§ WHAT IS EXPECTED:
Look for the string "wniosek" and copy every line that has it.

Collection entries
+-------+

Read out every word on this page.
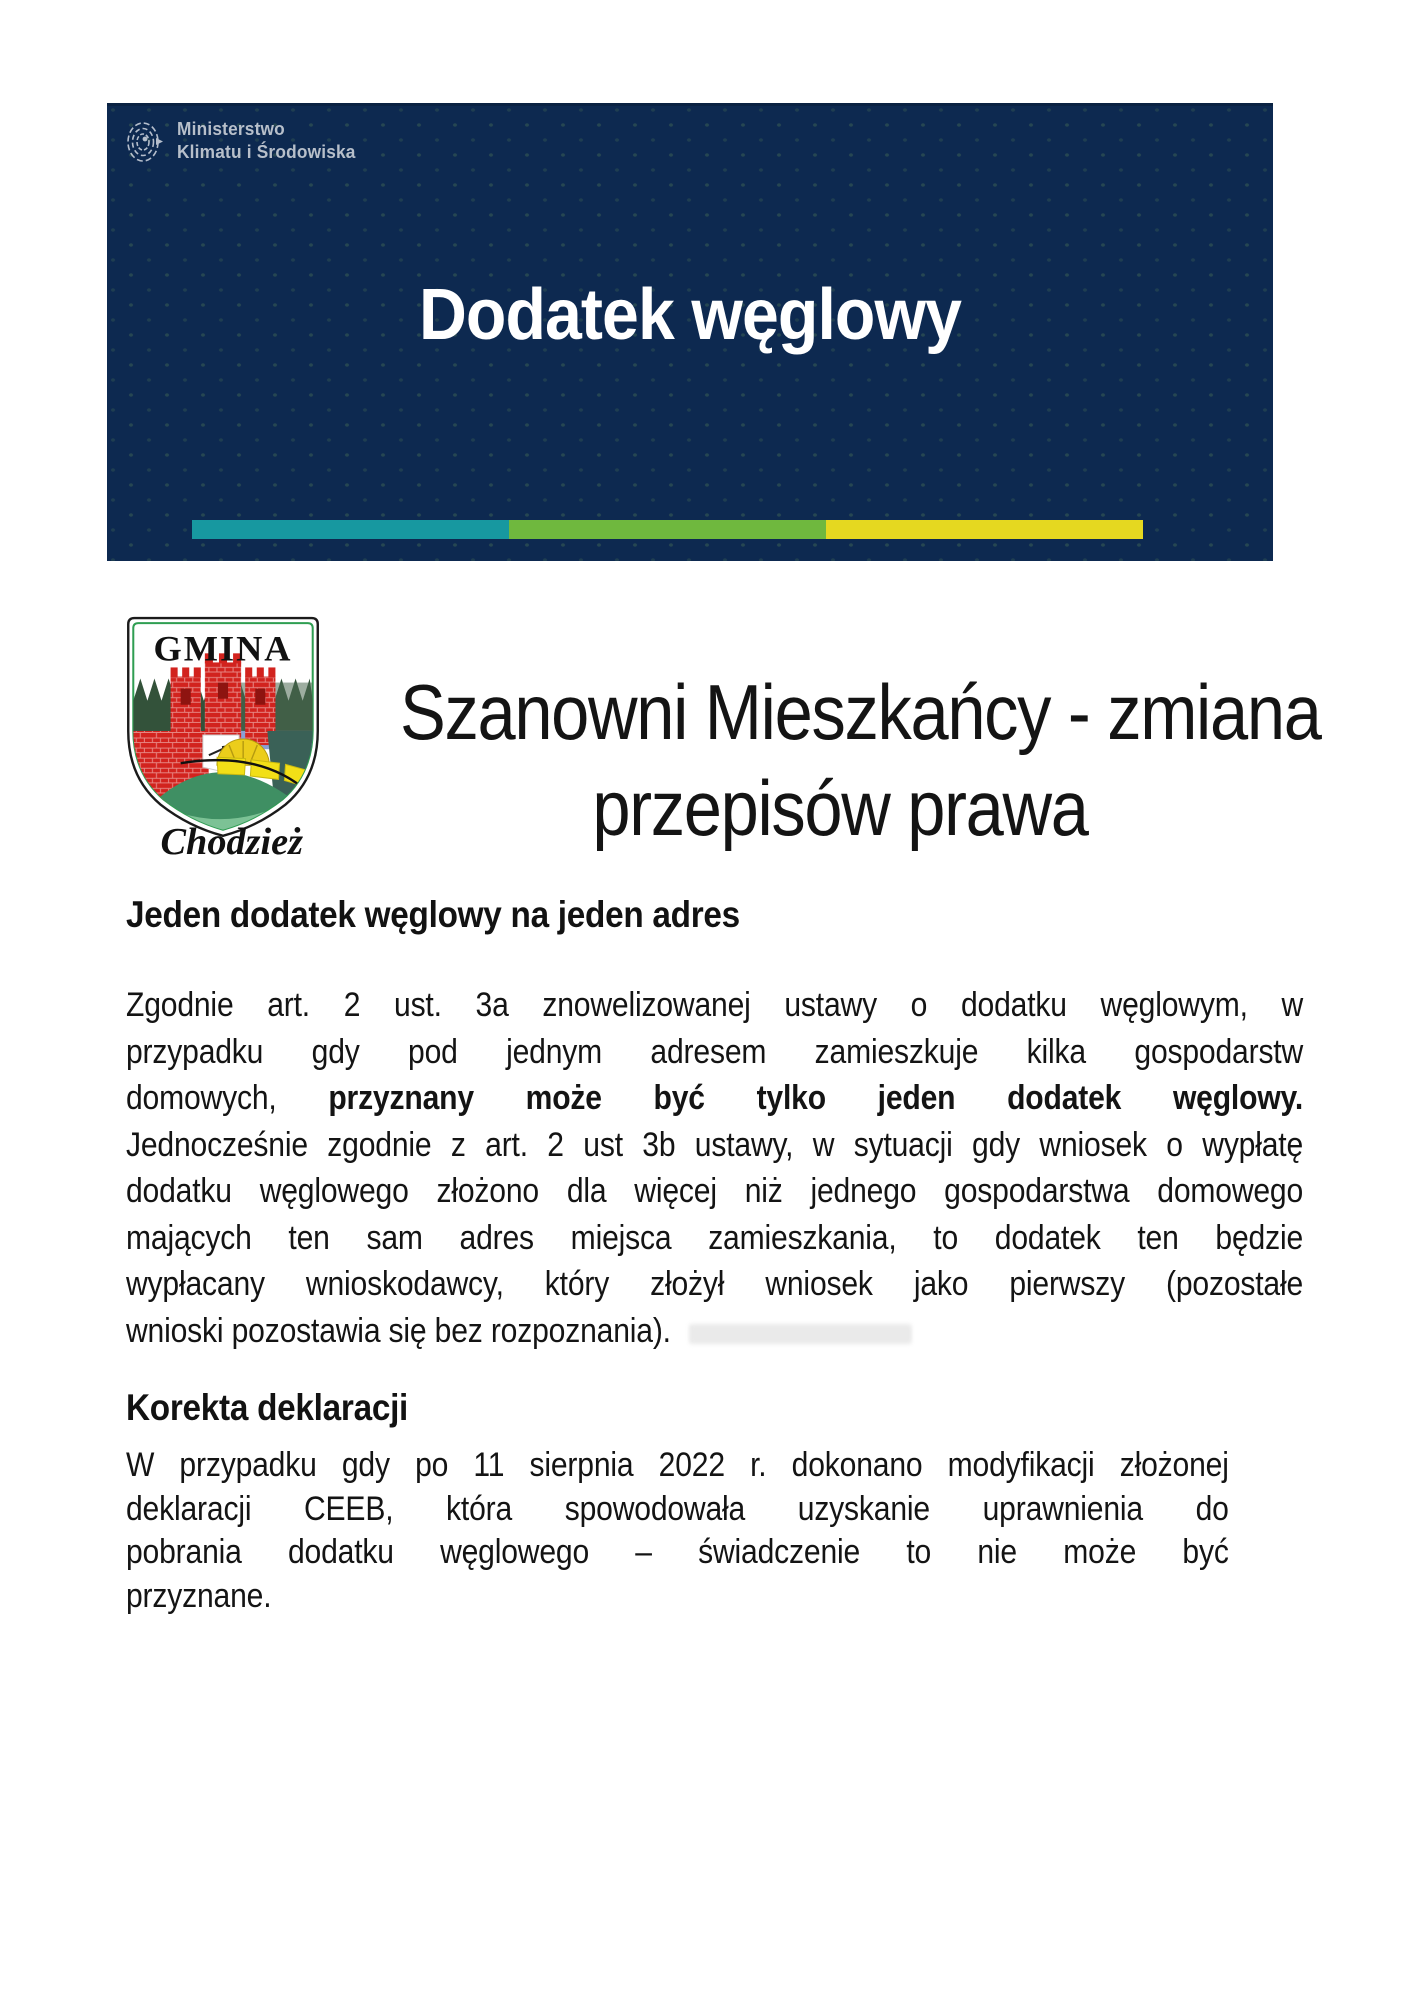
Ministerstwo
Klimatu i Środowiska
Dodatek węglowy
GMINA
Chodzież
Szanowni Mieszkańcy - zmiana
przepisów prawa
Jeden dodatek węglowy na jeden adres
Zgodnie art. 2 ust. 3a znowelizowanej ustawy o dodatku węglowym, w
przypadku gdy pod jednym adresem zamieszkuje kilka gospodarstw
domowych, przyznany może być tylko jeden dodatek węglowy.
Jednocześnie zgodnie z art. 2 ust 3b ustawy, w sytuacji gdy wniosek o wypłatę
dodatku węglowego złożono dla więcej niż jednego gospodarstwa domowego
mających ten sam adres miejsca zamieszkania, to dodatek ten będzie
wypłacany wnioskodawcy, który złożył wniosek jako pierwszy (pozostałe
wnioski pozostawia się bez rozpoznania).
Korekta deklaracji
W przypadku gdy po 11 sierpnia 2022 r. dokonano modyfikacji złożonej
deklaracji CEEB, która spowodowała uzyskanie uprawnienia do
pobrania dodatku węglowego – świadczenie to nie może być
przyznane.
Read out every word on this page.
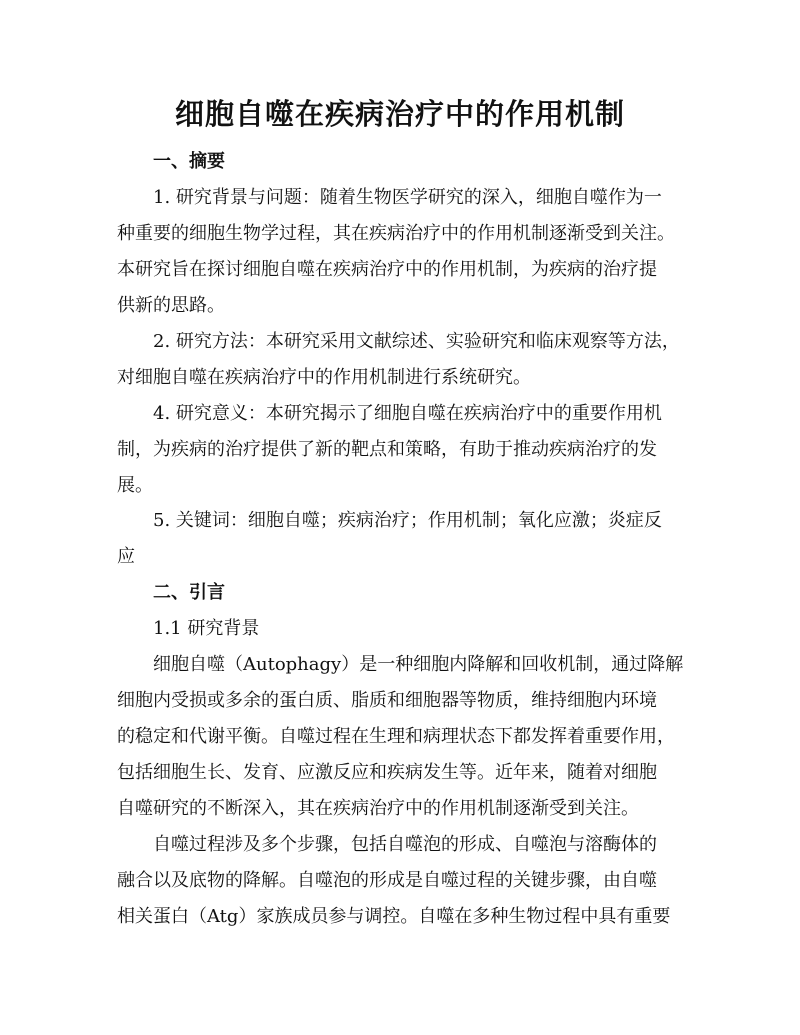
细胞自噬在疾病治疗中的作用机制

一、摘要

1. 研究背景与问题：随着生物医学研究的深入，细胞自噬作为一

种重要的细胞生物学过程，其在疾病治疗中的作用机制逐渐受到关注。

本研究旨在探讨细胞自噬在疾病治疗中的作用机制，为疾病的治疗提

供新的思路。

2. 研究方法：本研究采用文献综述、实验研究和临床观察等方法，

对细胞自噬在疾病治疗中的作用机制进行系统研究。

4. 研究意义：本研究揭示了细胞自噬在疾病治疗中的重要作用机

制，为疾病的治疗提供了新的靶点和策略，有助于推动疾病治疗的发

展。

5. 关键词：细胞自噬；疾病治疗；作用机制；氧化应激；炎症反

应

二、引言

1.1 研究背景

细胞自噬（Autophagy）是一种细胞内降解和回收机制，通过降解

细胞内受损或多余的蛋白质、脂质和细胞器等物质，维持细胞内环境

的稳定和代谢平衡。自噬过程在生理和病理状态下都发挥着重要作用，

包括细胞生长、发育、应激反应和疾病发生等。近年来，随着对细胞

自噬研究的不断深入，其在疾病治疗中的作用机制逐渐受到关注。

自噬过程涉及多个步骤，包括自噬泡的形成、自噬泡与溶酶体的

融合以及底物的降解。自噬泡的形成是自噬过程的关键步骤，由自噬

相关蛋白（Atg）家族成员参与调控。自噬在多种生物过程中具有重要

+-------+

§ OUTPUT FOR THIS TASK:
Jednocześnie zgodnie z art. 2 ust 3b ustawy, w sytuacji gdy wniosek o wypłatę
wypłacany wnioskodawcy, który złożył wniosek jako pierwszy (pozostałe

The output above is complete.